** BEGIN Data section **

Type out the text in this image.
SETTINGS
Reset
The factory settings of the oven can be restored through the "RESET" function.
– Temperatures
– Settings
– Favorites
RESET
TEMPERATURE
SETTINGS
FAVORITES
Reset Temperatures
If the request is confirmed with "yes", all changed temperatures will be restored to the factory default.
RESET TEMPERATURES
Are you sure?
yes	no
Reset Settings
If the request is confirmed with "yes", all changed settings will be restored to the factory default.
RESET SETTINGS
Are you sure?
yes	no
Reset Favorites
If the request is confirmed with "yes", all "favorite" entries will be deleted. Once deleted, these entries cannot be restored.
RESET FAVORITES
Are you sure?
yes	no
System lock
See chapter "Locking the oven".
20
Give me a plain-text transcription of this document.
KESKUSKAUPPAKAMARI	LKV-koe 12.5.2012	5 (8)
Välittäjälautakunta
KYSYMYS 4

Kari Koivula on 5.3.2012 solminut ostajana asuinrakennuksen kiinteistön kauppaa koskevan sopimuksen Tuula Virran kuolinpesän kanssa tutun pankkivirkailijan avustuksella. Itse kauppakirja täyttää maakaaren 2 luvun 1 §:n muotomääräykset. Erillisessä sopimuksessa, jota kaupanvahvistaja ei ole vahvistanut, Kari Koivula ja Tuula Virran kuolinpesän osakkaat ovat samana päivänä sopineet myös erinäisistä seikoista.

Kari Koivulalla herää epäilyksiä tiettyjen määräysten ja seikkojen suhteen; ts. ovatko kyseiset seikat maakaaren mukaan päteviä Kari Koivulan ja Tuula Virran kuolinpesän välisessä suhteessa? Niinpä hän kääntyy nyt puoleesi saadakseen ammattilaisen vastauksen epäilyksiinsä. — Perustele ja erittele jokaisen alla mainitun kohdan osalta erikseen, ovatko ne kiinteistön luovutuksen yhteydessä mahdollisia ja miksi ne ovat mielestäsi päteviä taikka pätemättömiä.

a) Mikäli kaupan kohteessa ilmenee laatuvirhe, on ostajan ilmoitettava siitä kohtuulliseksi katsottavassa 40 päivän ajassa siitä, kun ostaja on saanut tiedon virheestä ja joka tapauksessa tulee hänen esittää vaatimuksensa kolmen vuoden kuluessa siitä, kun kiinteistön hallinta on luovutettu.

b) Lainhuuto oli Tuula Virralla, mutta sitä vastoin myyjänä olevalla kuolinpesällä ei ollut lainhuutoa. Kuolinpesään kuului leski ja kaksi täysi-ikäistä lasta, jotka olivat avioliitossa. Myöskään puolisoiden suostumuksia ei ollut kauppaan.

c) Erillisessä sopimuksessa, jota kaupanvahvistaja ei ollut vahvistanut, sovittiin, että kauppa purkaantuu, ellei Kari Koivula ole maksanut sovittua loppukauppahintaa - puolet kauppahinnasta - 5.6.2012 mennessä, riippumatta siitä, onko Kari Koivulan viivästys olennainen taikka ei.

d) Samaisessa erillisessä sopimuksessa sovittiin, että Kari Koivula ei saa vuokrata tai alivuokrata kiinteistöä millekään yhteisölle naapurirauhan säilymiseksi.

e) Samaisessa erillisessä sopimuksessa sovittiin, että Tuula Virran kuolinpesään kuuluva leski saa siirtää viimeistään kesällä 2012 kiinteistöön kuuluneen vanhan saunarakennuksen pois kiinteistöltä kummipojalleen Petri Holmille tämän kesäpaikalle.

** END Data section **

» **Exercise description**: For the data above, state only how many lines include the word "text".

» **Answer to the task**: 2